• **Instructions to follow**: Each record must be reproduced exactly as it is shown.

• **Supplied data**:
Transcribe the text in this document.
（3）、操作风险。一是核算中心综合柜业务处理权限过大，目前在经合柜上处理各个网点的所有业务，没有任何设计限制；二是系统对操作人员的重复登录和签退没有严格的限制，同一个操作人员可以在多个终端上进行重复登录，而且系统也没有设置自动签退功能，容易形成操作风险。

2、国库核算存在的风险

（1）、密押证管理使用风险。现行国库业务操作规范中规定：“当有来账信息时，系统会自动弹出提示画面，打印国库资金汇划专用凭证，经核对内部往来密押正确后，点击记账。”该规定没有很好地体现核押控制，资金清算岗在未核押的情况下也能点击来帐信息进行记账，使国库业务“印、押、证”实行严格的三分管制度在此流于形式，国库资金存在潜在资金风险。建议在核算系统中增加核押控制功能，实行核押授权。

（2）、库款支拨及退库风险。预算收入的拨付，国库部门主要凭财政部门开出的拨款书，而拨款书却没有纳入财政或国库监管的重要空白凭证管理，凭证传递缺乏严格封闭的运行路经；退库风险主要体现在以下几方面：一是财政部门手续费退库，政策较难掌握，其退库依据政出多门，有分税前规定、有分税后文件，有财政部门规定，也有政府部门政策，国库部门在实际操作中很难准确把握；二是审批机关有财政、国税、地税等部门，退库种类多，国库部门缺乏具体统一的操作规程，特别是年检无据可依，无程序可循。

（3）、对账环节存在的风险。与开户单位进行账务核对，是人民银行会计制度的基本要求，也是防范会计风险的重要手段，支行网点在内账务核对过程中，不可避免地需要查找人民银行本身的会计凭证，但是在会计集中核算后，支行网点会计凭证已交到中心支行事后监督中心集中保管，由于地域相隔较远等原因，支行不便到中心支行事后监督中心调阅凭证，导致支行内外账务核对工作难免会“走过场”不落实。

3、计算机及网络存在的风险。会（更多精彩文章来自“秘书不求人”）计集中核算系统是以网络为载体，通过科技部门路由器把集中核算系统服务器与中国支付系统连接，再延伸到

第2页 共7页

• **Problem solution**:
Transcribe the text in this document.
（3）、操作风险。一是核算中心综合柜业务处理权限过大，目前在经合柜上处理各个网点的所有业务，没有任何设计限制；二是系统对操作人员的重复登录和签退没有严格的限制，同一个操作人员可以在多个终端上进行重复登录，而且系统也没有设置自动签退功能，容易形成操作风险。

2、国库核算存在的风险

（1）、密押证管理使用风险。现行国库业务操作规范中规定：“当有来账信息时，系统会自动弹出提示画面，打印国库资金汇划专用凭证，经核对内部往来密押正确后，点击记账。”该规定没有很好地体现核押控制，资金清算岗在未核押的情况下也能点击来帐信息进行记账，使国库业务“印、押、证”实行严格的三分管制度在此流于形式，国库资金存在潜在资金风险。建议在核算系统中增加核押控制功能，实行核押授权。

（2）、库款支拨及退库风险。预算收入的拨付，国库部门主要凭财政部门开出的拨款书，而拨款书却没有纳入财政或国库监管的重要空白凭证管理，凭证传递缺乏严格封闭的运行路经；退库风险主要体现在以下几方面：一是财政部门手续费退库，政策较难掌握，其退库依据政出多门，有分税前规定、有分税后文件，有财政部门规定，也有政府部门政策，国库部门在实际操作中很难准确把握；二是审批机关有财政、国税、地税等部门，退库种类多，国库部门缺乏具体统一的操作规程，特别是年检无据可依，无程序可循。

（3）、对账环节存在的风险。与开户单位进行账务核对，是人民银行会计制度的基本要求，也是防范会计风险的重要手段，支行网点在内账务核对过程中，不可避免地需要查找人民银行本身的会计凭证，但是在会计集中核算后，支行网点会计凭证已交到中心支行事后监督中心集中保管，由于地域相隔较远等原因，支行不便到中心支行事后监督中心调阅凭证，导致支行内外账务核对工作难免会“走过场”不落实。

3、计算机及网络存在的风险。会（更多精彩文章来自“秘书不求人”）计集中核算系统是以网络为载体，通过科技部门路由器把集中核算系统服务器与中国支付系统连接，再延伸到

第2页 共7页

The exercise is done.